◆ **Exercise**: Give an exact copy of every line, leaving images out.
• • • •
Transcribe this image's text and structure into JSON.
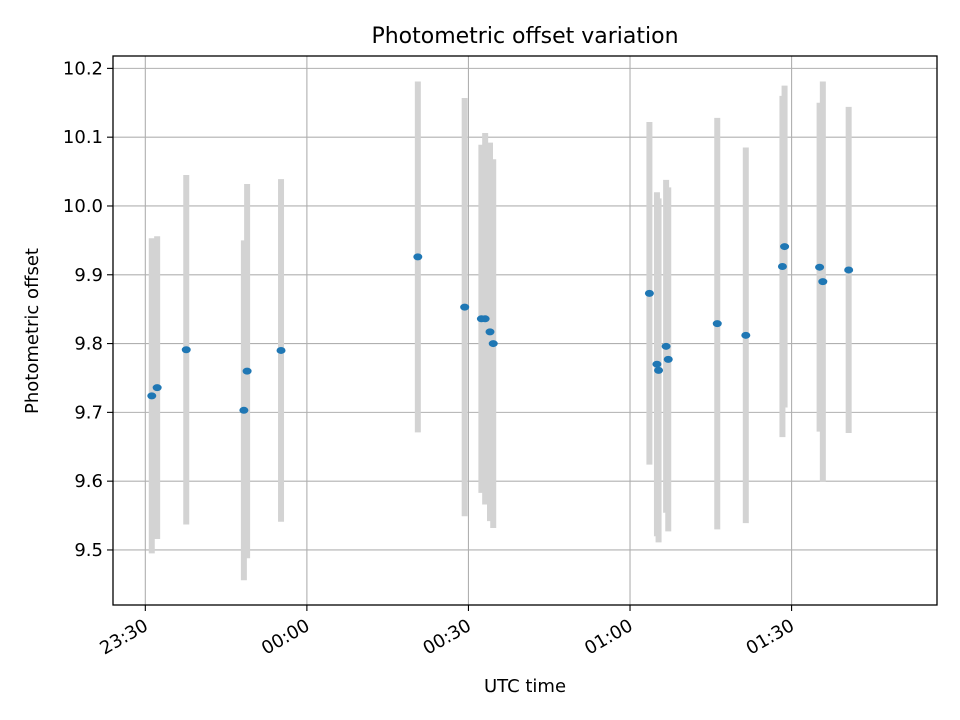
{
  "chart_data": {
    "type": "scatter",
    "title": "Photometric offset variation",
    "xlabel": "UTC time",
    "ylabel": "Photometric offset",
    "x_ticks": [
      "23:30",
      "00:00",
      "00:30",
      "01:00",
      "01:30"
    ],
    "x_tick_minutes": [
      -30,
      0,
      30,
      60,
      90
    ],
    "x_range_minutes": [
      -36,
      117
    ],
    "y_ticks": [
      9.5,
      9.6,
      9.7,
      9.8,
      9.9,
      10.0,
      10.1,
      10.2
    ],
    "ylim": [
      9.42,
      10.218
    ],
    "grid": true,
    "colors": {
      "point": "#1f77b4",
      "errorbar": "#d3d3d3",
      "grid": "#b0b0b0"
    },
    "points": [
      {
        "minute": -28.8,
        "y": 9.724,
        "yerr": 0.229
      },
      {
        "minute": -27.8,
        "y": 9.736,
        "yerr": 0.22
      },
      {
        "minute": -22.4,
        "y": 9.791,
        "yerr": 0.254
      },
      {
        "minute": -11.7,
        "y": 9.703,
        "yerr": 0.247
      },
      {
        "minute": -11.1,
        "y": 9.76,
        "yerr": 0.272
      },
      {
        "minute": -4.8,
        "y": 9.79,
        "yerr": 0.249
      },
      {
        "minute": 20.6,
        "y": 9.926,
        "yerr": 0.255
      },
      {
        "minute": 29.3,
        "y": 9.853,
        "yerr": 0.304
      },
      {
        "minute": 32.4,
        "y": 9.836,
        "yerr": 0.253
      },
      {
        "minute": 33.1,
        "y": 9.836,
        "yerr": 0.27
      },
      {
        "minute": 34.0,
        "y": 9.817,
        "yerr": 0.275
      },
      {
        "minute": 34.6,
        "y": 9.8,
        "yerr": 0.268
      },
      {
        "minute": 63.6,
        "y": 9.873,
        "yerr": 0.249
      },
      {
        "minute": 65.0,
        "y": 9.77,
        "yerr": 0.25
      },
      {
        "minute": 65.3,
        "y": 9.761,
        "yerr": 0.25
      },
      {
        "minute": 66.7,
        "y": 9.796,
        "yerr": 0.242
      },
      {
        "minute": 67.1,
        "y": 9.777,
        "yerr": 0.25
      },
      {
        "minute": 76.2,
        "y": 9.829,
        "yerr": 0.299
      },
      {
        "minute": 81.5,
        "y": 9.812,
        "yerr": 0.273
      },
      {
        "minute": 88.3,
        "y": 9.912,
        "yerr": 0.248
      },
      {
        "minute": 88.7,
        "y": 9.941,
        "yerr": 0.234
      },
      {
        "minute": 95.2,
        "y": 9.911,
        "yerr": 0.239
      },
      {
        "minute": 95.8,
        "y": 9.89,
        "yerr": 0.291
      },
      {
        "minute": 100.6,
        "y": 9.907,
        "yerr": 0.237
      }
    ]
  }
}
• • • •
◆ **Final answer**:
Transcribe this image's text and structure into JSON.
{
  "chart_data": {
    "type": "scatter",
    "title": "Photometric offset variation",
    "xlabel": "UTC time",
    "ylabel": "Photometric offset",
    "x_ticks": [
      "23:30",
      "00:00",
      "00:30",
      "01:00",
      "01:30"
    ],
    "x_tick_minutes": [
      -30,
      0,
      30,
      60,
      90
    ],
    "x_range_minutes": [
      -36,
      117
    ],
    "y_ticks": [
      9.5,
      9.6,
      9.7,
      9.8,
      9.9,
      10.0,
      10.1,
      10.2
    ],
    "ylim": [
      9.42,
      10.218
    ],
    "grid": true,
    "colors": {
      "point": "#1f77b4",
      "errorbar": "#d3d3d3",
      "grid": "#b0b0b0"
    },
    "points": [
      {
        "minute": -28.8,
        "y": 9.724,
        "yerr": 0.229
      },
      {
        "minute": -27.8,
        "y": 9.736,
        "yerr": 0.22
      },
      {
        "minute": -22.4,
        "y": 9.791,
        "yerr": 0.254
      },
      {
        "minute": -11.7,
        "y": 9.703,
        "yerr": 0.247
      },
      {
        "minute": -11.1,
        "y": 9.76,
        "yerr": 0.272
      },
      {
        "minute": -4.8,
        "y": 9.79,
        "yerr": 0.249
      },
      {
        "minute": 20.6,
        "y": 9.926,
        "yerr": 0.255
      },
      {
        "minute": 29.3,
        "y": 9.853,
        "yerr": 0.304
      },
      {
        "minute": 32.4,
        "y": 9.836,
        "yerr": 0.253
      },
      {
        "minute": 33.1,
        "y": 9.836,
        "yerr": 0.27
      },
      {
        "minute": 34.0,
        "y": 9.817,
        "yerr": 0.275
      },
      {
        "minute": 34.6,
        "y": 9.8,
        "yerr": 0.268
      },
      {
        "minute": 63.6,
        "y": 9.873,
        "yerr": 0.249
      },
      {
        "minute": 65.0,
        "y": 9.77,
        "yerr": 0.25
      },
      {
        "minute": 65.3,
        "y": 9.761,
        "yerr": 0.25
      },
      {
        "minute": 66.7,
        "y": 9.796,
        "yerr": 0.242
      },
      {
        "minute": 67.1,
        "y": 9.777,
        "yerr": 0.25
      },
      {
        "minute": 76.2,
        "y": 9.829,
        "yerr": 0.299
      },
      {
        "minute": 81.5,
        "y": 9.812,
        "yerr": 0.273
      },
      {
        "minute": 88.3,
        "y": 9.912,
        "yerr": 0.248
      },
      {
        "minute": 88.7,
        "y": 9.941,
        "yerr": 0.234
      },
      {
        "minute": 95.2,
        "y": 9.911,
        "yerr": 0.239
      },
      {
        "minute": 95.8,
        "y": 9.89,
        "yerr": 0.291
      },
      {
        "minute": 100.6,
        "y": 9.907,
        "yerr": 0.237
      }
    ]
  }
}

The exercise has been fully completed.